#### Supplied records:

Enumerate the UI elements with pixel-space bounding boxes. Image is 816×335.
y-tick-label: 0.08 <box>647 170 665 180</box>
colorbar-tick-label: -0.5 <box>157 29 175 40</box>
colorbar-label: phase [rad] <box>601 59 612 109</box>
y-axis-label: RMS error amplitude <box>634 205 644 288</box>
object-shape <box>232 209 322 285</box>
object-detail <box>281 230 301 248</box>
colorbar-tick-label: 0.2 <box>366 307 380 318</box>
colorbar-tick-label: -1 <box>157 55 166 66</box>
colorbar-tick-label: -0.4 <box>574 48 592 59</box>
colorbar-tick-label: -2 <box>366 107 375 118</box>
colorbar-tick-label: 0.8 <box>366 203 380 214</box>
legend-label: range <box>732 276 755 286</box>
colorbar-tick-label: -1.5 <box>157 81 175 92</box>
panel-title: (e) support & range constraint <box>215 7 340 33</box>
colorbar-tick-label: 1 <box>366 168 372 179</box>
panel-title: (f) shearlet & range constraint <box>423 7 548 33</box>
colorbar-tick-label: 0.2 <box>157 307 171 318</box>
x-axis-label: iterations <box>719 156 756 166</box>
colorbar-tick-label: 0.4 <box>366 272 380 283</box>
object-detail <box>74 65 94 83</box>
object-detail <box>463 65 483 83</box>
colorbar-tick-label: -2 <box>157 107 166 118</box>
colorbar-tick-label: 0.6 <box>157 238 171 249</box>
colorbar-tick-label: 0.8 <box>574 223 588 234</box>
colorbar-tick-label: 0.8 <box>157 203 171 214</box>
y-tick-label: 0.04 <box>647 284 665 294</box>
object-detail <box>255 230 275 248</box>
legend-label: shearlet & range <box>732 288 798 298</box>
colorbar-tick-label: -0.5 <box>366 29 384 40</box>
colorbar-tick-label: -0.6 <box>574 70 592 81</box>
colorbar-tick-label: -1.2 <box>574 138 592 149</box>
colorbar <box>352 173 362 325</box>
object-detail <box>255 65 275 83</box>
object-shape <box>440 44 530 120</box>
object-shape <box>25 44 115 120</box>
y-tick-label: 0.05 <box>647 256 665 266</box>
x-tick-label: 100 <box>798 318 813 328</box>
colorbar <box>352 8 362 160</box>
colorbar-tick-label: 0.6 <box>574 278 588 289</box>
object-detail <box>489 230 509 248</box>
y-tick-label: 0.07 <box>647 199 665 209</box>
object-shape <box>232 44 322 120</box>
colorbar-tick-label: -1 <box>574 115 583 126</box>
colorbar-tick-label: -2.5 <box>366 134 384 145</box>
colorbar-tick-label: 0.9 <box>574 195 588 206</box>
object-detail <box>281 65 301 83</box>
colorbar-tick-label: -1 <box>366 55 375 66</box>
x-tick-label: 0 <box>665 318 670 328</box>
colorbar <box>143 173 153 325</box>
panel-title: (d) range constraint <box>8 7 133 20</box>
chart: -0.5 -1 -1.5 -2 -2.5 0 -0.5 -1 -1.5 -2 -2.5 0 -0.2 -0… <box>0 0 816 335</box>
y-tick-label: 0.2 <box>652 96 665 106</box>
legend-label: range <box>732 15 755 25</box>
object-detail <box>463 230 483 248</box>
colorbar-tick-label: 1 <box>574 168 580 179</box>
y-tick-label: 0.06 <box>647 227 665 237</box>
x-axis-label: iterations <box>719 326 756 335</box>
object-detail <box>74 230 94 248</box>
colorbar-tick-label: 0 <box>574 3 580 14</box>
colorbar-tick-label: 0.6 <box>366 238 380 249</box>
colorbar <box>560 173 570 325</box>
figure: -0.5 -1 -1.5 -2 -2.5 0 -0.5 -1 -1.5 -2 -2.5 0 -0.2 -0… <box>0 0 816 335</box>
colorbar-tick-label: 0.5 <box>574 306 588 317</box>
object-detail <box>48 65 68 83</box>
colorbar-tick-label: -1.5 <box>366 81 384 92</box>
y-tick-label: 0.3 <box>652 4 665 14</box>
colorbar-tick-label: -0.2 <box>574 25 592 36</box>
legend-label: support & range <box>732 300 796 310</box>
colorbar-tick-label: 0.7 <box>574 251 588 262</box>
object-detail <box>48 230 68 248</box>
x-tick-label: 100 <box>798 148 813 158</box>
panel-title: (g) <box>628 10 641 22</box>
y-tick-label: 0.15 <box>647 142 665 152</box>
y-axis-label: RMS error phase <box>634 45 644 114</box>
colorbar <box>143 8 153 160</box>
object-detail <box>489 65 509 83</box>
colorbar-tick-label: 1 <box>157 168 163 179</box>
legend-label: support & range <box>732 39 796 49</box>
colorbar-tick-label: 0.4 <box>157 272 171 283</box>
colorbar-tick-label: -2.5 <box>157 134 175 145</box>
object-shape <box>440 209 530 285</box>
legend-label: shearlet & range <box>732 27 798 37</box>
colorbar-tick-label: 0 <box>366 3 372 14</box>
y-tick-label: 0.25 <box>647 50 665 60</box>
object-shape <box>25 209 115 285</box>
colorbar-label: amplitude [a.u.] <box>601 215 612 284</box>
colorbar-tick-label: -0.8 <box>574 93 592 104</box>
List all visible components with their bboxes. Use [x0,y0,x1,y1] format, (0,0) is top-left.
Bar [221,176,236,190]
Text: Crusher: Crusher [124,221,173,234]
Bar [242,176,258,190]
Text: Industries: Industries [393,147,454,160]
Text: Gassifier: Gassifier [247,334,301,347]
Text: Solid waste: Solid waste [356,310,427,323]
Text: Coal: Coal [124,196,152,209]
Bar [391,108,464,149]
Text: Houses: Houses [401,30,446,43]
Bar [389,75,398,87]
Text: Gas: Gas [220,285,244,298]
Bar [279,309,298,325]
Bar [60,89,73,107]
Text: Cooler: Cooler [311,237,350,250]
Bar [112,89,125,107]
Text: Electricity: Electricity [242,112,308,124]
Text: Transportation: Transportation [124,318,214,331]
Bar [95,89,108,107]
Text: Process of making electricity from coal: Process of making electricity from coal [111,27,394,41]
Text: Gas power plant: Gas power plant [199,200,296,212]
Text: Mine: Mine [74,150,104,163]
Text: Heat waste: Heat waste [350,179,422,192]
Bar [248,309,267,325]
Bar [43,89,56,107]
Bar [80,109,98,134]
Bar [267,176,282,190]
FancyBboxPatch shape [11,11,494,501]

#### Exercise brief:
Render every line of the items above as a JSON list of strings, one string per line, omitting blank lines.

#### Result for this task:
[
  "Enumerate the UI elements with pixel-space bounding boxes. Image is 816×335.",
  "y-tick-label: 0.08 <box>647 170 665 180</box>",
  "colorbar-tick-label: -0.5 <box>157 29 175 40</box>",
  "colorbar-label: phase [rad] <box>601 59 612 109</box>",
  "y-axis-label: RMS error amplitude <box>634 205 644 288</box>",
  "object-shape <box>232 209 322 285</box>",
  "object-detail <box>281 230 301 248</box>",
  "colorbar-tick-label: 0.2 <box>366 307 380 318</box>",
  "colorbar-tick-label: -1 <box>157 55 166 66</box>",
  "colorbar-tick-label: -0.4 <box>574 48 592 59</box>",
  "colorbar-tick-label: -2 <box>366 107 375 118</box>",
  "colorbar-tick-label: 0.8 <box>366 203 380 214</box>",
  "legend-label: range <box>732 276 755 286</box>",
  "colorbar-tick-label: -1.5 <box>157 81 175 92</box>",
  "panel-title: (e) support & range constraint <box>215 7 340 33</box>",
  "colorbar-tick-label: 1 <box>366 168 372 179</box>",
  "panel-title: (f) shearlet & range constraint <box>423 7 548 33</box>",
  "colorbar-tick-label: 0.2 <box>157 307 171 318</box>",
  "x-axis-label: iterations <box>719 156 756 166</box>",
  "colorbar-tick-label: 0.4 <box>366 272 380 283</box>",
  "object-detail <box>74 65 94 83</box>",
  "object-detail <box>463 65 483 83</box>",
  "colorbar-tick-label: -2 <box>157 107 166 118</box>",
  "colorbar-tick-label: 0.6 <box>157 238 171 249</box>",
  "colorbar-tick-label: 0.8 <box>574 223 588 234</box>",
  "colorbar-tick-label: 0.8 <box>157 203 171 214</box>",
  "y-tick-label: 0.04 <box>647 284 665 294</box>",
  "object-detail <box>255 230 275 248</box>",
  "legend-label: shearlet & range <box>732 288 798 298</box>",
  "colorbar-tick-label: -0.5 <box>366 29 384 40</box>",
  "colorbar-tick-label: -0.6 <box>574 70 592 81</box>",
  "colorbar-tick-label: -1.2 <box>574 138 592 149</box>",
  "colorbar <box>352 173 362 325</box>",
  "object-detail <box>255 65 275 83</box>",
  "object-shape <box>440 44 530 120</box>",
  "object-shape <box>25 44 115 120</box>",
  "y-tick-label: 0.05 <box>647 256 665 266</box>",
  "x-tick-label: 100 <box>798 318 813 328</box>",
  "colorbar <box>352 8 362 160</box>",
  "colorbar-tick-label: 0.6 <box>574 278 588 289</box>",
  "object-detail <box>489 230 509 248</box>",
  "y-tick-label: 0.07 <box>647 199 665 209</box>",
  "object-shape <box>232 44 322 120</box>",
  "colorbar-tick-label: -1 <box>574 115 583 126</box>",
  "colorbar-tick-label: -2.5 <box>366 134 384 145</box>",
  "colorbar-tick-label: 0.9 <box>574 195 588 206</box>",
  "object-detail <box>281 65 301 83</box>",
  "colorbar-tick-label: -1 <box>366 55 375 66</box>",
  "x-tick-label: 0 <box>665 318 670 328</box>",
  "colorbar <box>143 173 153 325</box>",
  "panel-title: (d) range constraint <box>8 7 133 20</box>",
  "chart: -0.5 -1 -1.5 -2 -2.5 0 -0.5 -1 -1.5 -2 -2.5 0 -0.2 -0… <box>0 0 816 335</box>",
  "y-tick-label: 0.2 <box>652 96 665 106</box>",
  "legend-label: range <box>732 15 755 25</box>",
  "object-detail <box>463 230 483 248</box>",
  "colorbar-tick-label: 1 <box>574 168 580 179</box>",
  "y-tick-label: 0.06 <box>647 227 665 237</box>",
  "x-axis-label: iterations <box>719 326 756 335</box>",
  "object-detail <box>74 230 94 248</box>",
  "colorbar-tick-label: 0 <box>574 3 580 14</box>",
  "colorbar-tick-label: 0.6 <box>366 238 380 249</box>",
  "colorbar <box>560 173 570 325</box>",
  "figure: -0.5 -1 -1.5 -2 -2.5 0 -0.5 -1 -1.5 -2 -2.5 0 -0.2 -0… <box>0 0 816 335</box>",
  "colorbar-tick-label: 0.5 <box>574 306 588 317</box>",
  "object-detail <box>48 65 68 83</box>",
  "colorbar-tick-label: -1.5 <box>366 81 384 92</box>",
  "y-tick-label: 0.3 <box>652 4 665 14</box>",
  "colorbar-tick-label: -0.2 <box>574 25 592 36</box>",
  "legend-label: support & range <box>732 300 796 310</box>",
  "colorbar-tick-label: 0.7 <box>574 251 588 262</box>",
  "object-detail <box>48 230 68 248</box>",
  "x-tick-label: 100 <box>798 148 813 158</box>",
  "panel-title: (g) <box>628 10 641 22</box>",
  "y-tick-label: 0.15 <box>647 142 665 152</box>",
  "y-axis-label: RMS error phase <box>634 45 644 114</box>",
  "colorbar <box>143 8 153 160</box>",
  "object-detail <box>489 65 509 83</box>",
  "colorbar-tick-label: 1 <box>157 168 163 179</box>",
  "legend-label: support & range <box>732 39 796 49</box>",
  "colorbar-tick-label: 0.4 <box>157 272 171 283</box>",
  "colorbar-tick-label: -2.5 <box>157 134 175 145</box>",
  "object-shape <box>440 209 530 285</box>",
  "legend-label: shearlet & range <box>732 27 798 37</box>",
  "colorbar-tick-label: 0 <box>366 3 372 14</box>",
  "y-tick-label: 0.25 <box>647 50 665 60</box>",
  "object-shape <box>25 209 115 285</box>",
  "colorbar-label: amplitude [a.u.] <box>601 215 612 284</box>",
  "colorbar-tick-label: -0.8 <box>574 93 592 104</box>",
  "List all visible components with their bboxes. Use [x0,y0,x1,y1] format, (0,0) is top-left.",
  "Bar [221,176,236,190]",
  "Text: Crusher: Crusher [124,221,173,234]",
  "Bar [242,176,258,190]",
  "Text: Industries: Industries [393,147,454,160]",
  "Text: Gassifier: Gassifier [247,334,301,347]",
  "Text: Solid waste: Solid waste [356,310,427,323]",
  "Text: Coal: Coal [124,196,152,209]",
  "Bar [391,108,464,149]",
  "Text: Houses: Houses [401,30,446,43]",
  "Bar [389,75,398,87]",
  "Text: Gas: Gas [220,285,244,298]",
  "Bar [279,309,298,325]",
  "Bar [60,89,73,107]",
  "Text: Cooler: Cooler [311,237,350,250]",
  "Bar [112,89,125,107]",
  "Text: Electricity: Electricity [242,112,308,124]",
  "Text: Transportation: Transportation [124,318,214,331]",
  "Bar [95,89,108,107]",
  "Text: Process of making electricity from coal: Process of making electricity from coal [111,27,394,41]",
  "Text: Gas power plant: Gas power plant [199,200,296,212]",
  "Text: Mine: Mine [74,150,104,163]",
  "Text: Heat waste: Heat waste [350,179,422,192]",
  "Bar [248,309,267,325]",
  "Bar [43,89,56,107]",
  "Bar [80,109,98,134]",
  "Bar [267,176,282,190]",
  "FancyBboxPatch shape [11,11,494,501]"
]